* begin RECORDS TO USE *

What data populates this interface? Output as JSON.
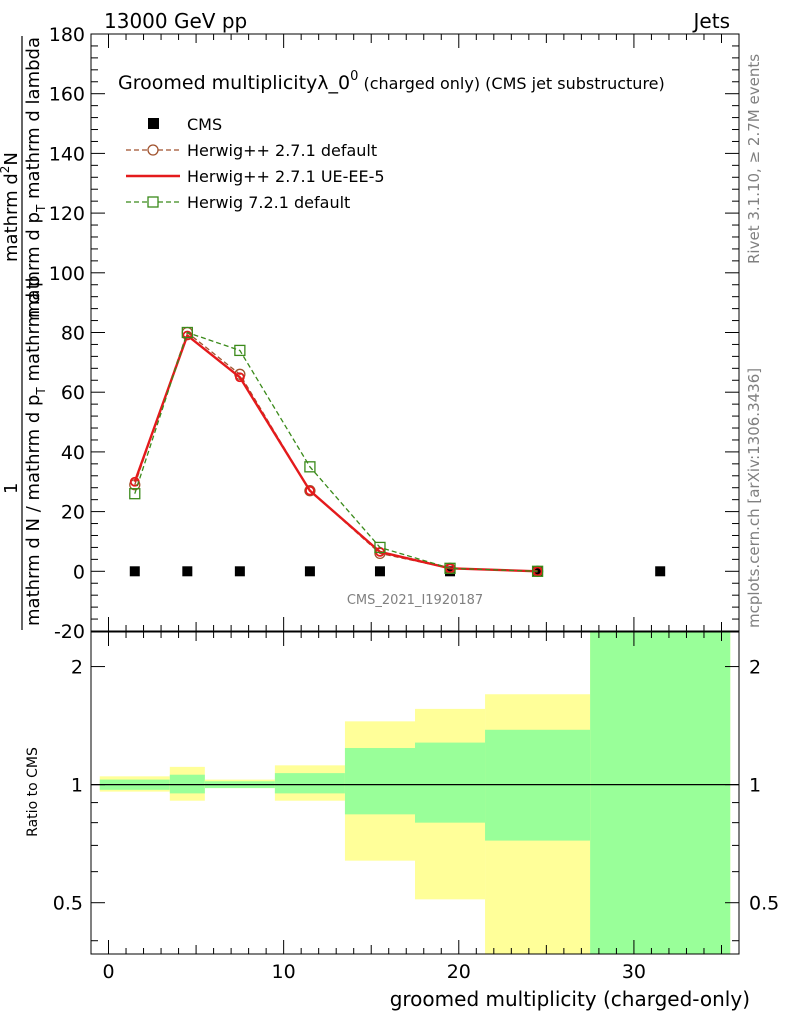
{
  "header": {
    "left": "13000 GeV pp",
    "right": "Jets"
  },
  "side_labels": {
    "rivet": "Rivet 3.1.10, ≥ 2.7M events",
    "mcplots": "mcplots.cern.ch [arXiv:1306.3436]"
  },
  "watermark": "CMS_2021_I1920187",
  "main_plot": {
    "title_main": "Groomed multiplicityλ_0",
    "title_sup": "0",
    "title_suffix": " (charged only) (CMS jet substructure)",
    "ylabel_numerator": "1",
    "ylabel_denominator": "mathrm d N / mathrm d p",
    "ylabel_denominator_sub": "T",
    "ylabel_denominator_rest": " mathrm d p",
    "ylabel_top": "mathrm d",
    "ylabel_top_sup": "2",
    "ylabel_top_rest": "N",
    "ylabel_line2": "mathrm d p",
    "ylabel_line2_sub": "T",
    "ylabel_line2_rest": " mathrm d lambda"
  },
  "chart_data": [
    {
      "type": "scatter",
      "panel": "main",
      "xlim": [
        -1,
        36
      ],
      "ylim": [
        -20,
        180
      ],
      "yticks": [
        -20,
        0,
        20,
        40,
        60,
        80,
        100,
        120,
        140,
        160,
        180
      ],
      "xticks": [
        0,
        10,
        20,
        30
      ],
      "series": [
        {
          "name": "CMS",
          "style": "square-filled",
          "color": "#000000",
          "x": [
            1.5,
            4.5,
            7.5,
            11.5,
            15.5,
            19.5,
            24.5,
            31.5
          ],
          "y": [
            0,
            0,
            0,
            0,
            0,
            0,
            0,
            0
          ]
        },
        {
          "name": "Herwig++ 2.7.1 default",
          "style": "circle-dashed",
          "color": "#a0522d",
          "x": [
            1.5,
            4.5,
            7.5,
            11.5,
            15.5,
            19.5,
            24.5
          ],
          "y": [
            29,
            80,
            66,
            27,
            6,
            1,
            0
          ]
        },
        {
          "name": "Herwig++ 2.7.1 UE-EE-5",
          "style": "solid",
          "color": "#e41a1c",
          "x": [
            1.5,
            4.5,
            7.5,
            11.5,
            15.5,
            19.5,
            24.5
          ],
          "y": [
            30,
            79,
            65,
            27,
            6.5,
            1,
            0
          ]
        },
        {
          "name": "Herwig 7.2.1 default",
          "style": "square-dashed",
          "color": "#3a8a1a",
          "x": [
            1.5,
            4.5,
            7.5,
            11.5,
            15.5,
            19.5,
            24.5
          ],
          "y": [
            26,
            80,
            74,
            35,
            8,
            1,
            0
          ]
        }
      ]
    },
    {
      "type": "area",
      "panel": "ratio",
      "ylabel": "Ratio to CMS",
      "xlabel": "groomed multiplicity (charged-only)",
      "xlim": [
        -1,
        36
      ],
      "ylog": true,
      "ylim": [
        0.37,
        2.45
      ],
      "yticks": [
        0.5,
        1,
        2
      ],
      "ytick_labels": [
        "0.5",
        "1",
        "2"
      ],
      "xticks": [
        0,
        10,
        20,
        30
      ],
      "xtick_labels": [
        "0",
        "10",
        "20",
        "30"
      ],
      "bins": [
        {
          "x0": -0.5,
          "x1": 3.5,
          "yellow": [
            0.96,
            1.05
          ],
          "green": [
            0.97,
            1.03
          ]
        },
        {
          "x0": 3.5,
          "x1": 5.5,
          "yellow": [
            0.91,
            1.11
          ],
          "green": [
            0.95,
            1.06
          ]
        },
        {
          "x0": 5.5,
          "x1": 9.5,
          "yellow": [
            0.98,
            1.03
          ],
          "green": [
            0.98,
            1.02
          ]
        },
        {
          "x0": 9.5,
          "x1": 13.5,
          "yellow": [
            0.91,
            1.12
          ],
          "green": [
            0.95,
            1.07
          ]
        },
        {
          "x0": 13.5,
          "x1": 17.5,
          "yellow": [
            0.64,
            1.45
          ],
          "green": [
            0.84,
            1.24
          ]
        },
        {
          "x0": 17.5,
          "x1": 21.5,
          "yellow": [
            0.51,
            1.56
          ],
          "green": [
            0.8,
            1.28
          ]
        },
        {
          "x0": 21.5,
          "x1": 27.5,
          "yellow": [
            0.37,
            1.7
          ],
          "green": [
            0.72,
            1.38
          ]
        },
        {
          "x0": 27.5,
          "x1": 35.5,
          "yellow": [
            0.37,
            2.45
          ],
          "green": [
            0.37,
            2.45
          ]
        }
      ],
      "colors": {
        "yellow": "#ffff99",
        "green": "#99ff99"
      }
    }
  ]
}
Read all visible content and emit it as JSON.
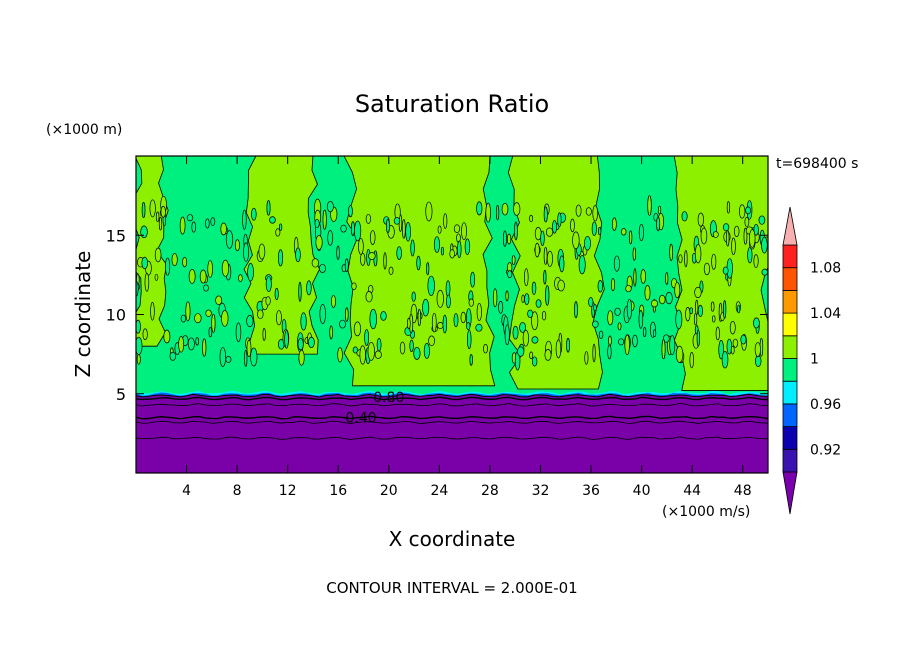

* end RECORDS TO USE *

PROMPT: Tally the lines of the listing that include "only". Reply with nothing but the count.

EXERCISE SOLUTION: 2